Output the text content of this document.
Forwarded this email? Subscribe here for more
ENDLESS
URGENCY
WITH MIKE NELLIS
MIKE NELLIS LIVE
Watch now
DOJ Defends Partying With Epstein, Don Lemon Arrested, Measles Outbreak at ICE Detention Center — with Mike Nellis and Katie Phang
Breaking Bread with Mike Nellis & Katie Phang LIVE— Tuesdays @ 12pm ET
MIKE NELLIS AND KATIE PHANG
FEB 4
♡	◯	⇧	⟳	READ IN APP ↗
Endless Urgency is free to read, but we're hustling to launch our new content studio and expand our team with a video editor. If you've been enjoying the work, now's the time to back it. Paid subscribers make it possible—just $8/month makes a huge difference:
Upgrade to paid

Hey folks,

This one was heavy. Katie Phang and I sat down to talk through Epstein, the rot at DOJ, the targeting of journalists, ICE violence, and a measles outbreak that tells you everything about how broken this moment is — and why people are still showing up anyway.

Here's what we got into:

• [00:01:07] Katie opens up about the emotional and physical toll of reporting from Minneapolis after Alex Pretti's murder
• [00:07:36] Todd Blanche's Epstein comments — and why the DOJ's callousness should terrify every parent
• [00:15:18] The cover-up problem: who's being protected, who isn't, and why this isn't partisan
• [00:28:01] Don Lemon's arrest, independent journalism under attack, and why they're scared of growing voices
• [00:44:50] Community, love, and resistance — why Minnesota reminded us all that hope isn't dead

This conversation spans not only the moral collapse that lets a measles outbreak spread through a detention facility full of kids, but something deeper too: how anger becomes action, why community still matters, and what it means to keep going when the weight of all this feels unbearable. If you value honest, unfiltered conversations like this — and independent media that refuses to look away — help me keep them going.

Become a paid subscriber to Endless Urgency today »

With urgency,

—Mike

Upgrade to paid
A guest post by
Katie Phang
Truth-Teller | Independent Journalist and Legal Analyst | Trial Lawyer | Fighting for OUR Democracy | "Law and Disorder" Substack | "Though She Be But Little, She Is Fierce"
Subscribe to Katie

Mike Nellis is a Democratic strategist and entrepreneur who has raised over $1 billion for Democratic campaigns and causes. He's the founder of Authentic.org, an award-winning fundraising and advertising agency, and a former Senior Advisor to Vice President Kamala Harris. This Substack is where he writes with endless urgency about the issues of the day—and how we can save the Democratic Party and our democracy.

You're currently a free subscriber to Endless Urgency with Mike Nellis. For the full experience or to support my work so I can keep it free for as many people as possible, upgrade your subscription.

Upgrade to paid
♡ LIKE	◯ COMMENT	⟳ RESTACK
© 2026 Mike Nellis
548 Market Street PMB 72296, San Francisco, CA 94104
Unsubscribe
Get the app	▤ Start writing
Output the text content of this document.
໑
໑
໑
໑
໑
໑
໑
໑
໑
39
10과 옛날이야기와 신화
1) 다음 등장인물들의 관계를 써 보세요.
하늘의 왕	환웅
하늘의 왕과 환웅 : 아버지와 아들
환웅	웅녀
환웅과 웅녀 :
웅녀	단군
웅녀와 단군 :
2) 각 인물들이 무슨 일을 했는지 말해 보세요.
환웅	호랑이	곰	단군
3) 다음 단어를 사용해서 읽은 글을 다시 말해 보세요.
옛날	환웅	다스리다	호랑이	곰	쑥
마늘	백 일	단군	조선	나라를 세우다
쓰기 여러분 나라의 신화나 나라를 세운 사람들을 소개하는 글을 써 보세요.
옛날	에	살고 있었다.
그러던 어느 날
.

YOUR OBJECTIVE: Copy every line of the records above that contains "LIVE".

ANSWER IN FULL:
MIKE NELLIS LIVE
Breaking Bread with Mike Nellis & Katie Phang LIVE— Tuesdays @ 12pm ET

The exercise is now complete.